* Record set *

════

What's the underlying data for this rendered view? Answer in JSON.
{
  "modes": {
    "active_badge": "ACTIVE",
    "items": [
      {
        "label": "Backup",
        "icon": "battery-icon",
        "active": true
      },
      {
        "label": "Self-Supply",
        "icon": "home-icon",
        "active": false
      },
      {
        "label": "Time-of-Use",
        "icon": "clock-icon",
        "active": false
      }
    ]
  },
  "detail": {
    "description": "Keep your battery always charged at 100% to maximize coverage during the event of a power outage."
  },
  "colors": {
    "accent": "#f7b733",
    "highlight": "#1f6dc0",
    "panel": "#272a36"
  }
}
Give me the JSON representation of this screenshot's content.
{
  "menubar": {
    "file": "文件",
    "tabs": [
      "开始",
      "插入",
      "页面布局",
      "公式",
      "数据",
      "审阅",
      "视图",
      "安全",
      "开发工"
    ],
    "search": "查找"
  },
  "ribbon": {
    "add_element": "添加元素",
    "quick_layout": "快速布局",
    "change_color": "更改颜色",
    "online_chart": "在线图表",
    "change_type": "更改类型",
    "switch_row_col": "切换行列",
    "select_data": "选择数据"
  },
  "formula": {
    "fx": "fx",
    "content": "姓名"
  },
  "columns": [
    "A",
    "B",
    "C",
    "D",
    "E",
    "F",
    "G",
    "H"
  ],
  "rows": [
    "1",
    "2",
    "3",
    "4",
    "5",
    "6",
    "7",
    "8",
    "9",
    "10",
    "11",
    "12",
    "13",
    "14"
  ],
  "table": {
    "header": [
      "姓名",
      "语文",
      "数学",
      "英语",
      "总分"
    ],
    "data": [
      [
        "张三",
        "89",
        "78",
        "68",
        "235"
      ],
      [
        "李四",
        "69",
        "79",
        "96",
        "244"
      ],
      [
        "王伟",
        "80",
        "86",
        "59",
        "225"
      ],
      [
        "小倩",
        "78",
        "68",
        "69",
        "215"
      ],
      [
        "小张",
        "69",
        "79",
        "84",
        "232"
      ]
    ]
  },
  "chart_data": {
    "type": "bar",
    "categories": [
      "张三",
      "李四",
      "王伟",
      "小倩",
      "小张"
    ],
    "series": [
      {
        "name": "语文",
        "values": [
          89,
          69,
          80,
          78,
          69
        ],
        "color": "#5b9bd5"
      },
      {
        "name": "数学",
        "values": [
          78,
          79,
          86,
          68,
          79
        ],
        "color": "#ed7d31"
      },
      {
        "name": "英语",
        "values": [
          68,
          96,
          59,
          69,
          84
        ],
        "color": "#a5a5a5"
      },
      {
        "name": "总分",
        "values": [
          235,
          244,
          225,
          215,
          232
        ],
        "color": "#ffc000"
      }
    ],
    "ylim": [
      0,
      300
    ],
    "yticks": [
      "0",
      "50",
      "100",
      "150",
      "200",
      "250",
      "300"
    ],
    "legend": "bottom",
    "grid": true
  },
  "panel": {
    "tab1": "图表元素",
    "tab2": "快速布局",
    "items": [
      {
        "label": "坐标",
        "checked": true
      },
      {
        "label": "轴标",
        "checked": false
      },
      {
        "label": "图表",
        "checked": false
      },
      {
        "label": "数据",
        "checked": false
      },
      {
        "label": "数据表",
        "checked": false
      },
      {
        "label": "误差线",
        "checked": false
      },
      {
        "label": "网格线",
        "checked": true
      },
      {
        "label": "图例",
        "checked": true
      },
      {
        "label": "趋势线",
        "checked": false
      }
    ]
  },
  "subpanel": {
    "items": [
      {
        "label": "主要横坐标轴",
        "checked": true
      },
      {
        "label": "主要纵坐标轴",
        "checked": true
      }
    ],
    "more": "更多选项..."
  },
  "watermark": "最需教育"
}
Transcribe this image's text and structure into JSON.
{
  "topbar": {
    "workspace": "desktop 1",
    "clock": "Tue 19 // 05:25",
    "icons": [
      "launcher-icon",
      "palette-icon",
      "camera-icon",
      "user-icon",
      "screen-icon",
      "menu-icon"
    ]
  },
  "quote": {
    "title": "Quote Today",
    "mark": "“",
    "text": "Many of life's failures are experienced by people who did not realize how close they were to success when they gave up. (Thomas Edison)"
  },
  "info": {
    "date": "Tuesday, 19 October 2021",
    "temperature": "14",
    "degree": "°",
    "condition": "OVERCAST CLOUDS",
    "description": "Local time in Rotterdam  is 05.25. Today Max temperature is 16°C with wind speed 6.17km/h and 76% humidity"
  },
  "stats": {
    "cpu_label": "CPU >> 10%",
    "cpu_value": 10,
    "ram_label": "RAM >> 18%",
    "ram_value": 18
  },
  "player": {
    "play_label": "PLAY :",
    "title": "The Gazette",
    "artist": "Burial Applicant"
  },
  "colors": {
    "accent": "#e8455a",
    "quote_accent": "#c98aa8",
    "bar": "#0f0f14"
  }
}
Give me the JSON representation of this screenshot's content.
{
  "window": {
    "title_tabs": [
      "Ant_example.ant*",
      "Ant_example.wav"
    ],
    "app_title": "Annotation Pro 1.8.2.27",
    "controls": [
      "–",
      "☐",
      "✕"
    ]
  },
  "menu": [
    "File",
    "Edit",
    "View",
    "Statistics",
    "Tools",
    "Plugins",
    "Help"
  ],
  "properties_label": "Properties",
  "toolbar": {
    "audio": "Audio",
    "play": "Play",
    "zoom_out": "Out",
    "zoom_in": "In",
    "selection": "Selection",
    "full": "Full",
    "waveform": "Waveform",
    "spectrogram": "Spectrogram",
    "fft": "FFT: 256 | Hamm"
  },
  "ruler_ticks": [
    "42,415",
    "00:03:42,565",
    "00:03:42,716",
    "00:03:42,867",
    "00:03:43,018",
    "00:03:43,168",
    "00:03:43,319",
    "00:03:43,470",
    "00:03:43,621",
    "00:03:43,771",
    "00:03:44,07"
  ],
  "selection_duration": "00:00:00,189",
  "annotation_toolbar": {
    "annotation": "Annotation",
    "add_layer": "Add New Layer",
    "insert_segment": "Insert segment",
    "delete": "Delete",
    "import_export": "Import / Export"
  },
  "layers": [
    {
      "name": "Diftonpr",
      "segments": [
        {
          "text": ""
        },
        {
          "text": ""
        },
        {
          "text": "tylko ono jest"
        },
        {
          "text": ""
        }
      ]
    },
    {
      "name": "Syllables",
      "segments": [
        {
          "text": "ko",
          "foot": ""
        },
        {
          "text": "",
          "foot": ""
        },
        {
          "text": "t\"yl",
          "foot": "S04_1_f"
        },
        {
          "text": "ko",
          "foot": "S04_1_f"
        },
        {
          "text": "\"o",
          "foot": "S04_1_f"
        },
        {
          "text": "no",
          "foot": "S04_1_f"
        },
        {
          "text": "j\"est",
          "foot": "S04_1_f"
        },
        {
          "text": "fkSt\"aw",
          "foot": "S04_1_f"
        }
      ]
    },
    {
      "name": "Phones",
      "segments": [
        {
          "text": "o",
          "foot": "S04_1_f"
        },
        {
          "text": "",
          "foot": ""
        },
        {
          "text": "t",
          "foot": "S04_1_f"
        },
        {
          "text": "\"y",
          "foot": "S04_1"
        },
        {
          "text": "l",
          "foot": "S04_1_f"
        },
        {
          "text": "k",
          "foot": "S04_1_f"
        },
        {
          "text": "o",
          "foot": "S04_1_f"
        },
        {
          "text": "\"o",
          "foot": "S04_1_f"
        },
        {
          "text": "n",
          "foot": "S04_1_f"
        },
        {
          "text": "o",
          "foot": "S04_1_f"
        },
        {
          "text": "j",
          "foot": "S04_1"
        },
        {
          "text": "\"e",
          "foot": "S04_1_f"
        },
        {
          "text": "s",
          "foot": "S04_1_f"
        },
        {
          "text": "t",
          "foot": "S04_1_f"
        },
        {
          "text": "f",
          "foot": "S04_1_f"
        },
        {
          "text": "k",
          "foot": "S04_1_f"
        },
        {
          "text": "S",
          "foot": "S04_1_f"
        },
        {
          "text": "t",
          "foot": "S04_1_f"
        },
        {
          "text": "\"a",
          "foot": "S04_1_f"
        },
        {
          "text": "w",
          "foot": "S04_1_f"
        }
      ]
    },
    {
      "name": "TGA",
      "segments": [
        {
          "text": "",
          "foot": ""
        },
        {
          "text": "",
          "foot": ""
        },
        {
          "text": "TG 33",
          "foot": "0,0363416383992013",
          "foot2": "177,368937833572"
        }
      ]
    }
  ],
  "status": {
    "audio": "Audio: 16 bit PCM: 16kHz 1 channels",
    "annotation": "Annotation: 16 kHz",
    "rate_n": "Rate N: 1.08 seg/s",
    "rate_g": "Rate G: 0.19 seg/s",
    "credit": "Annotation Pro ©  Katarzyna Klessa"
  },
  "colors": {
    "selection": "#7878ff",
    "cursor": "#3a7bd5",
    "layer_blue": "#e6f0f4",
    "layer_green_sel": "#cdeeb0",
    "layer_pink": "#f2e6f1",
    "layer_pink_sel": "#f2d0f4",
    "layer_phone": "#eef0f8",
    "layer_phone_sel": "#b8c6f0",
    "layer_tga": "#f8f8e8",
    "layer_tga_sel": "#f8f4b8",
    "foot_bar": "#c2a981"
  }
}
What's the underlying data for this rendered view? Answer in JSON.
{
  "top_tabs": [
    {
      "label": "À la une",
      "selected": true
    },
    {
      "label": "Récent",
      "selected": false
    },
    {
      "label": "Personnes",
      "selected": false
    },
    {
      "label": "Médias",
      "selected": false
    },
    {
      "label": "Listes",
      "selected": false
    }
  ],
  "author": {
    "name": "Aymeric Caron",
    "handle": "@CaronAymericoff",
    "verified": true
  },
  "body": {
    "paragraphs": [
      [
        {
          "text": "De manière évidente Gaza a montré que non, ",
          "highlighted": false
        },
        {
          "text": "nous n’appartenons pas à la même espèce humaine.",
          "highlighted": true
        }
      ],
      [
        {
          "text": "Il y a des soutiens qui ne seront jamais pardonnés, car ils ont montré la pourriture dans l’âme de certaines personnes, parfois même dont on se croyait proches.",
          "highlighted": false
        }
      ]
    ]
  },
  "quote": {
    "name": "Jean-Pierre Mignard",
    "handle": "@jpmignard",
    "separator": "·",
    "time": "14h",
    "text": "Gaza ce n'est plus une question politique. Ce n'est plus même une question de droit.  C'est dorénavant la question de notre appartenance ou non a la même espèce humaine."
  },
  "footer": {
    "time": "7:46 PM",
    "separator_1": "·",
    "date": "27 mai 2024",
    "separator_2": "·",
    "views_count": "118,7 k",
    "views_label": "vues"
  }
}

════

* What is required *
Only the number is wanted: how many lines above include the word "montré"?

* Correct response *
2